++++ Texte fourni

Devant l’amour de son métier, la dévotion à son entreprise, la conscience professionnelle ou les perspectives d’évolution, le salaire reste la motivation principale de plus de la moitié des européens. Pourtant, la négociation d’une augmentation ou d’une prime est toujours vécue comme un exercice particulièrement périlleux et stressant : selon le cabinet de conseil en organisation, expert des questions sociales ALTERNEGO, 48% des Français n’osent pas aborder le sujet, ce chiffre s’élevant même à 54% pour les 20-35 ans. Alors, pourquoi cette auto-censure ?
Réclamer un geste financier n’est pas anodin ! Et cette démarche peut se révéler intimidante pour plusieurs raisons : pudeur, peur du conflit ou de se confronter à notre valeur, manque de confiance, rapport tabou à l’argent… Bien que toutes ses raisons soient fondées, la négociation salariale reste sans doute l’une des négociations les plus délicates pour la simple raison que, contrairement à une négociation d’embauche ou de départ, vous demeurez en lien avec votre entreprise une fois la discussion passée. Il est donc important de bien préparer le rendez-vous avec votre manager pour mettre toutes les chances de votre côté et garder une bonne relation avec votre entreprise.
Comment aborder cette négociation pour atteindre votre objectif ? Comment anticiper les points épineux et l’après discussion ? Que faut-il éviter ?
Préparer factuellement sa négociation de salaire
Selon une étude Indeed de 2019, 75% des Français appréhendent davantage de demander une augmentation que de demander leur conjoint(e) en mariage. Seuls 7% des répondants expriment une grande confiance en leur valeur pour l’entreprise au moment de négocier leur futur salaire. Alors, comment faire pour se sentir plus confiant face à votre manager lors de la fameuse discussion ?
Pour aborder sereinement le sujet, il est important de faire votre “homework”. Car de la même manière qu’un entretien d’embauche se prépare en amont, une négociation salariale requiert un minimum de travail : vous devez maîtriser le sujet et ce que vous demandez à votre employeur.
a) Prenez d’abord le temps de vous auto-évaluer.

++++++++

-- Travail demandé --
- A) D'après le texte sur la négociation salariale, répondez brièvement :
(i) Selon ALTERNEGO, quel pourcentage des Français n'osent pas aborder le sujet d'une augmentation ?
(ii) D'après l'étude Indeed de 2019, quelle part des Français redoute davantage de demander une augmentation que de demander leur conjoint(e) en mariage ?
(iii) Quel pourcentage des répondants de cette étude exprime une grande confiance en leur valeur pour l'entreprise ?
- B) Poursuivez le texte sur la négociation salariale à partir de sa dernière phrase.
La documentation qui suit n'est pas nécessaire.

++++ Informations fournies

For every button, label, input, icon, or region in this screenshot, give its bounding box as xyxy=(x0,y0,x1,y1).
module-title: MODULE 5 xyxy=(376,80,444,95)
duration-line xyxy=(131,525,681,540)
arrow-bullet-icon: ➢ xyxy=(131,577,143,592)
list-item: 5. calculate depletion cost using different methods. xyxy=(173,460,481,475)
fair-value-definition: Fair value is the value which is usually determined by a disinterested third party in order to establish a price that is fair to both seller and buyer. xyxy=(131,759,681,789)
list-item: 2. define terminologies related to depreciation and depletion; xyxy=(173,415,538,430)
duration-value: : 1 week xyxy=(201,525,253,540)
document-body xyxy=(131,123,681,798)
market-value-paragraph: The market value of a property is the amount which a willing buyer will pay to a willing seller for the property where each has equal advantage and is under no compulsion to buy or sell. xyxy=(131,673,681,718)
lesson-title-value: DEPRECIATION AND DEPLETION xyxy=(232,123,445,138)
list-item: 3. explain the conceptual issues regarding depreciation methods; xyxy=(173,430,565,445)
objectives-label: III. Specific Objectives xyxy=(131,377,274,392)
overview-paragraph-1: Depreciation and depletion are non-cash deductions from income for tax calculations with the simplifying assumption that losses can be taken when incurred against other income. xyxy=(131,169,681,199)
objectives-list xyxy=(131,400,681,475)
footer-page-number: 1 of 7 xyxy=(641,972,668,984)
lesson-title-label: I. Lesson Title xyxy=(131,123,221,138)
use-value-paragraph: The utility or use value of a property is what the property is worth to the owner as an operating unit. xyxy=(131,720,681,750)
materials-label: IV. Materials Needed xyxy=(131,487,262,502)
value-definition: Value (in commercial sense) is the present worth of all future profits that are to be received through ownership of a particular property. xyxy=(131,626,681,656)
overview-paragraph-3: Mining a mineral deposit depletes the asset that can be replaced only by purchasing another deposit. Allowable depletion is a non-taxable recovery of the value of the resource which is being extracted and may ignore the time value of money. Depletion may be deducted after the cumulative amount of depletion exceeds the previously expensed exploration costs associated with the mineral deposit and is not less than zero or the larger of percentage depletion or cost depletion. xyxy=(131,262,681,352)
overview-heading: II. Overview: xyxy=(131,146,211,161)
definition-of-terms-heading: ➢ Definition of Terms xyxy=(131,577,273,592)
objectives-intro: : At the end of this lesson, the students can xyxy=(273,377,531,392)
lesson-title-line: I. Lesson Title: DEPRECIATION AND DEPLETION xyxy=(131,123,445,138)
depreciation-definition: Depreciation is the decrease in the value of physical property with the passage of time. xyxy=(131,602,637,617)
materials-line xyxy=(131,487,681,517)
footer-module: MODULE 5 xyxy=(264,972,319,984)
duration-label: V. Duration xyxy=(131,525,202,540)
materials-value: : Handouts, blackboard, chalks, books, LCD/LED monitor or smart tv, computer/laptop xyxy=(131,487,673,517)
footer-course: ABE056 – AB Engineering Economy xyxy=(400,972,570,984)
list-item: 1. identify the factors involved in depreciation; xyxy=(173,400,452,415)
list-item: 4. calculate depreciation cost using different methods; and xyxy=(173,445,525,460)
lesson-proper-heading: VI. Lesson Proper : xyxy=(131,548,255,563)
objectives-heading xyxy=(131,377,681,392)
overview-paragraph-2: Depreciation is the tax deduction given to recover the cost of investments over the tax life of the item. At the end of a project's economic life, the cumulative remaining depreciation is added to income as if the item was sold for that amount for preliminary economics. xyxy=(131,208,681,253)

++++++++

-- Liste des réponses --
- A)
(i) 48 %
(ii) 75 %
(iii) 7 %

- B)
Listez ce que vous avez accompli et réalisé cette dernière année qui aurait participé à la performance de l’entreprise et assurez-vous d’être en position de force pour négocier. Un conseil : restez-en aux faits objectifs et éloignez tout sentiment. Pour appuyer votre argumentation, donnez des preuves de votre investissement et de vos bons résultats : chiffres, data, documentation… tout ce qui pourrait vous aider à mesurer votre performance.
👉 Par exemple, si vous avez un poste de commercial : combien de nouveaux clients avez-vous signés et que valent-ils aujourd’hui ? Quel CA avez-vous produit ?
👉 Si vous êtes chef de projet, quels nouveaux projets avez-vous initiés et quel est leur impact financier ?
👉 Si vous êtes responsable administratif ou financier, quels processus ou procédures avez-vous mis en place ou rationalisés qui ont permis à l’entreprise de réaliser des économies ?
…
“J’ai réduit de 10 heures la procédure de clôture", “J’ai fait gagner 500 inscrits à
la newsletter, chaque inscrit peut nous rapporter x€ / mois”, “J’ai 3 nouvelles responsabilités qui viennent s’ajouter à ma mission principale" “J’ai aidé à décrocher tel gros contrat cette année en faisant ci et ça”...
N’hésitez pas également à mettre en avant vos soft skills et ce qu’ils apportent dans le quotidien de l’entreprise : par exemple, votre créativité vous a permis de trouver une issue à un problème de longue date, votre aisance à l’oral a participé à décroché tel nouveau client, votre bienveillance et votre écoute ont évité untel de faire un burn-out pendant la période de stress de la fin d’année… etc.
Enfin, n’oubliez pas que faire du bon travail n’est pas suffisant pour demander une promotion ou une augmentation. Vous devez démontrer comment vous êtes allés au-delà de ce que l’on attendait de vous. Montrez que vous travaillez mieux que bien. Pour cela, replongez tout simplement dans votre fiche de poste pour vous rafraîchir la mémoire : vérifiez d’abord que vous remplissez bien toutes les fonctions puis identifiez pour quelles missions vous êtes allé au-delà des fonctions de votre description de poste. Vous pouvez aussi vous appuyer sur les modules objectifs et réalisations d’outils tels que Popwork afin d’avoir une vue d’ensemble sur le chemin parcouru tout au long de l’année.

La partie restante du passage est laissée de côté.